Report each line of the data that has "kikapcsolni" somewhere in it.
-------- ENTRIES PROVIDED --------
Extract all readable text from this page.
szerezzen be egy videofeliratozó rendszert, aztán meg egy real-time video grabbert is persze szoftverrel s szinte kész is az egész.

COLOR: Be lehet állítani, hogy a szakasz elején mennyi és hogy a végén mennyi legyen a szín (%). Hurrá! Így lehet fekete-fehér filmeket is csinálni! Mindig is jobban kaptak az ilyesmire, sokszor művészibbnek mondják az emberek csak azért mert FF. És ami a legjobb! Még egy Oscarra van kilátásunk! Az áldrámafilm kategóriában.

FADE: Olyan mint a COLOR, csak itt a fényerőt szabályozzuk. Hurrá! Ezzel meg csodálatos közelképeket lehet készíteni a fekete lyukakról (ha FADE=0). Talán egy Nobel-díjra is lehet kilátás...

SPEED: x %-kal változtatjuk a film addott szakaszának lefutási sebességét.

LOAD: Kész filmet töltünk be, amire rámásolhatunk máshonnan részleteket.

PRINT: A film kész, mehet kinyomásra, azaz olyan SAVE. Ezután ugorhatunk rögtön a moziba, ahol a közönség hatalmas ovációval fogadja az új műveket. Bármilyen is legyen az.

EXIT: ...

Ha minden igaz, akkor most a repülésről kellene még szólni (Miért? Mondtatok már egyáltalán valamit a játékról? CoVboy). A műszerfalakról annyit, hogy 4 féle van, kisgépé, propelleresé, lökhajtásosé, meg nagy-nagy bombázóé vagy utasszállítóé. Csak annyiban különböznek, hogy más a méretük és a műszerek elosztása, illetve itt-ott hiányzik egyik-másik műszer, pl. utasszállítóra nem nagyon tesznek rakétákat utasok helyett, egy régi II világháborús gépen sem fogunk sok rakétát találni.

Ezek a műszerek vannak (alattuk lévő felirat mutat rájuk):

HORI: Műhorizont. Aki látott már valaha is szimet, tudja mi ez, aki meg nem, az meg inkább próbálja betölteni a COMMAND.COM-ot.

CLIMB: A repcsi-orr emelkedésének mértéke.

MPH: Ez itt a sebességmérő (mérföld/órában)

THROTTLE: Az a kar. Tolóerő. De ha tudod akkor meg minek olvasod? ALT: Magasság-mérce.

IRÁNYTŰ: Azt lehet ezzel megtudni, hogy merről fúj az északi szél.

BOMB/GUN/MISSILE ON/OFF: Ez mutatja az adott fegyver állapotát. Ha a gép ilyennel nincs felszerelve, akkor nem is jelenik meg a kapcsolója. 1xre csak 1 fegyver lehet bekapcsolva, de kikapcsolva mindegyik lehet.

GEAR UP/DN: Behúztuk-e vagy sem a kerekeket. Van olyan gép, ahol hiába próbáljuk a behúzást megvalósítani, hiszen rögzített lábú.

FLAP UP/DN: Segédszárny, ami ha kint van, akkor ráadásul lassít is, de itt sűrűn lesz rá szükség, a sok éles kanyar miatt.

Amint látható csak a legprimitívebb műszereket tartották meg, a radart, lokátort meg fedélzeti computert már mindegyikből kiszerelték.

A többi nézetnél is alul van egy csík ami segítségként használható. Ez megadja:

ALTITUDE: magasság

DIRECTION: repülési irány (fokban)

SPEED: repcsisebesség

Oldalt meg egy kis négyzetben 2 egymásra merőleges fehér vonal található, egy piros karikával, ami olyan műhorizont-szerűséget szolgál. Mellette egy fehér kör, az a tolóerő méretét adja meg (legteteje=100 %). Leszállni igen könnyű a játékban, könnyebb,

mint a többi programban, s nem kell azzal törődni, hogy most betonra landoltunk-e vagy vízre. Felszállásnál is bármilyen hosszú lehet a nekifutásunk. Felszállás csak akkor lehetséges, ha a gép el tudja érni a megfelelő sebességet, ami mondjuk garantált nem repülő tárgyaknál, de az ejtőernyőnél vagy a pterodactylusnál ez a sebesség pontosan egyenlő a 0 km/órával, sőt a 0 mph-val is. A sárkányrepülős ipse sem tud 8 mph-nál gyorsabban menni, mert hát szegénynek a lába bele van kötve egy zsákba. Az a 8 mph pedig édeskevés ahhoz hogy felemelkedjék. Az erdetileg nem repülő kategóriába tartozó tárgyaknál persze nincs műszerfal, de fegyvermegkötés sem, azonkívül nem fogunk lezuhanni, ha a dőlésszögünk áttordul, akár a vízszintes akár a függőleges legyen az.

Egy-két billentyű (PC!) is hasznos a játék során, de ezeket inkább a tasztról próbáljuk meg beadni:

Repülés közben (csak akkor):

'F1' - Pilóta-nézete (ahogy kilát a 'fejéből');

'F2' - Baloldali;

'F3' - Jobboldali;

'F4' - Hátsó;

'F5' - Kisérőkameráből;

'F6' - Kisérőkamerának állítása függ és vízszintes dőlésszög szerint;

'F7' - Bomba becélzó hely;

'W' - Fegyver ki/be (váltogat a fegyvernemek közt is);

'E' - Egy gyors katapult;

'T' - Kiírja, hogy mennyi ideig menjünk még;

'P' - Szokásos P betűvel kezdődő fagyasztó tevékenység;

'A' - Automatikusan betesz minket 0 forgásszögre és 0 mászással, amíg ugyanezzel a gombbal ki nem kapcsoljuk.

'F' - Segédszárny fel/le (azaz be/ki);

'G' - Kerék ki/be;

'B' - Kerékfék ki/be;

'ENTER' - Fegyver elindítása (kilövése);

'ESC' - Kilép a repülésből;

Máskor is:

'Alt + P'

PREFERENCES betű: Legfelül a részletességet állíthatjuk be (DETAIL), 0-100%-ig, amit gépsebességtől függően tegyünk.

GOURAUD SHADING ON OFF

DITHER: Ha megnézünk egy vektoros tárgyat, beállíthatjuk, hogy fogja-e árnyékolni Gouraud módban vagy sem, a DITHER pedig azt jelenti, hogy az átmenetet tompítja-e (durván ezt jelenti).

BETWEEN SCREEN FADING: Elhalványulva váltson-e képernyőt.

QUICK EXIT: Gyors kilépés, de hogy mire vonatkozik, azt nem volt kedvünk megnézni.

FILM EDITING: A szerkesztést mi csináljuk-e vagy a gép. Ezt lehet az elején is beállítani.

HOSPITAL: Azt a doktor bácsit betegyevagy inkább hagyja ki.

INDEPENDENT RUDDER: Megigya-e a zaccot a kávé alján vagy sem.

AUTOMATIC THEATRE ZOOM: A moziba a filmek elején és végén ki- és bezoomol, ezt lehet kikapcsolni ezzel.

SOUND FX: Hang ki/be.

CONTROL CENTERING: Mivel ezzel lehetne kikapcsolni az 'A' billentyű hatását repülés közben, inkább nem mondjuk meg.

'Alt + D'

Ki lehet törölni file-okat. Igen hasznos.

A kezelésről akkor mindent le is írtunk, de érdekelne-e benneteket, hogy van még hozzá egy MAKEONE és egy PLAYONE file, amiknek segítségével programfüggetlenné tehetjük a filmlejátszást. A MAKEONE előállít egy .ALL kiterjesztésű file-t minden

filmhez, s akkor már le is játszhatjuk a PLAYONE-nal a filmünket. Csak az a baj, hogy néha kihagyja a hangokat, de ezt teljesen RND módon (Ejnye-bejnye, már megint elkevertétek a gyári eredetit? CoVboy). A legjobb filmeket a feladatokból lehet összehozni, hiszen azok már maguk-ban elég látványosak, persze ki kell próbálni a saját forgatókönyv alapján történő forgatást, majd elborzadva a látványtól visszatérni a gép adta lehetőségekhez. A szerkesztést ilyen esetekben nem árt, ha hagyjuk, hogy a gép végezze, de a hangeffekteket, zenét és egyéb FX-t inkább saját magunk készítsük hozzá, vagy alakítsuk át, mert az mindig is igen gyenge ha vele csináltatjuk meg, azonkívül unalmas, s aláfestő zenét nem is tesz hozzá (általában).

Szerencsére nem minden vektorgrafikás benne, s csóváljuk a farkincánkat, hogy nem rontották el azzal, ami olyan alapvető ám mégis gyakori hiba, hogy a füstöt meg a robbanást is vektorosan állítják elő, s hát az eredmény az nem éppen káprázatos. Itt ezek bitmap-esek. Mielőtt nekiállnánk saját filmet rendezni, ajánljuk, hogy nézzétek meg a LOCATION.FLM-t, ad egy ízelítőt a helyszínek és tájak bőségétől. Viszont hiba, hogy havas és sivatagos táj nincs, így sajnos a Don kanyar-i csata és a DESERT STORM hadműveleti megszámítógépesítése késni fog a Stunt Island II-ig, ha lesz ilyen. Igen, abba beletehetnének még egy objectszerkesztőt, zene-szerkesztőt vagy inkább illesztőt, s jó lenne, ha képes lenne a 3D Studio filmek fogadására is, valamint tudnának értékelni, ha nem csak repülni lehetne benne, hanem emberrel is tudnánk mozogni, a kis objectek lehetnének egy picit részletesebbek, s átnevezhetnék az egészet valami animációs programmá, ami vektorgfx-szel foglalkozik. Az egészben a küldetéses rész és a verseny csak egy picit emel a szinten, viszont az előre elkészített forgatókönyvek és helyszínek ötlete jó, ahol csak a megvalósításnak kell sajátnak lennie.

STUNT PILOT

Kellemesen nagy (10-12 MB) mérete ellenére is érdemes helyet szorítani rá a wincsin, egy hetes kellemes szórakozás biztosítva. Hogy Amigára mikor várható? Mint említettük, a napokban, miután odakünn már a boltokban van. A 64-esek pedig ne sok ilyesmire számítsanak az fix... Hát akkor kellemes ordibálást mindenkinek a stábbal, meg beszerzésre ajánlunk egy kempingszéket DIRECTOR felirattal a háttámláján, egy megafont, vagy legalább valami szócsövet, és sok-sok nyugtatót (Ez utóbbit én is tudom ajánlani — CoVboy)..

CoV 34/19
--------
▸ **RESULT FOR THIS EXERCISE**
AUTOMATIC THEATRE ZOOM: A moziba a filmek elején és végén ki- és bezoomol, ezt lehet kikapcsolni ezzel.
CONTROL CENTERING: Mivel ezzel lehetne kikapcsolni az 'A' billentyű hatását repülés közben, inkább nem mondjuk meg.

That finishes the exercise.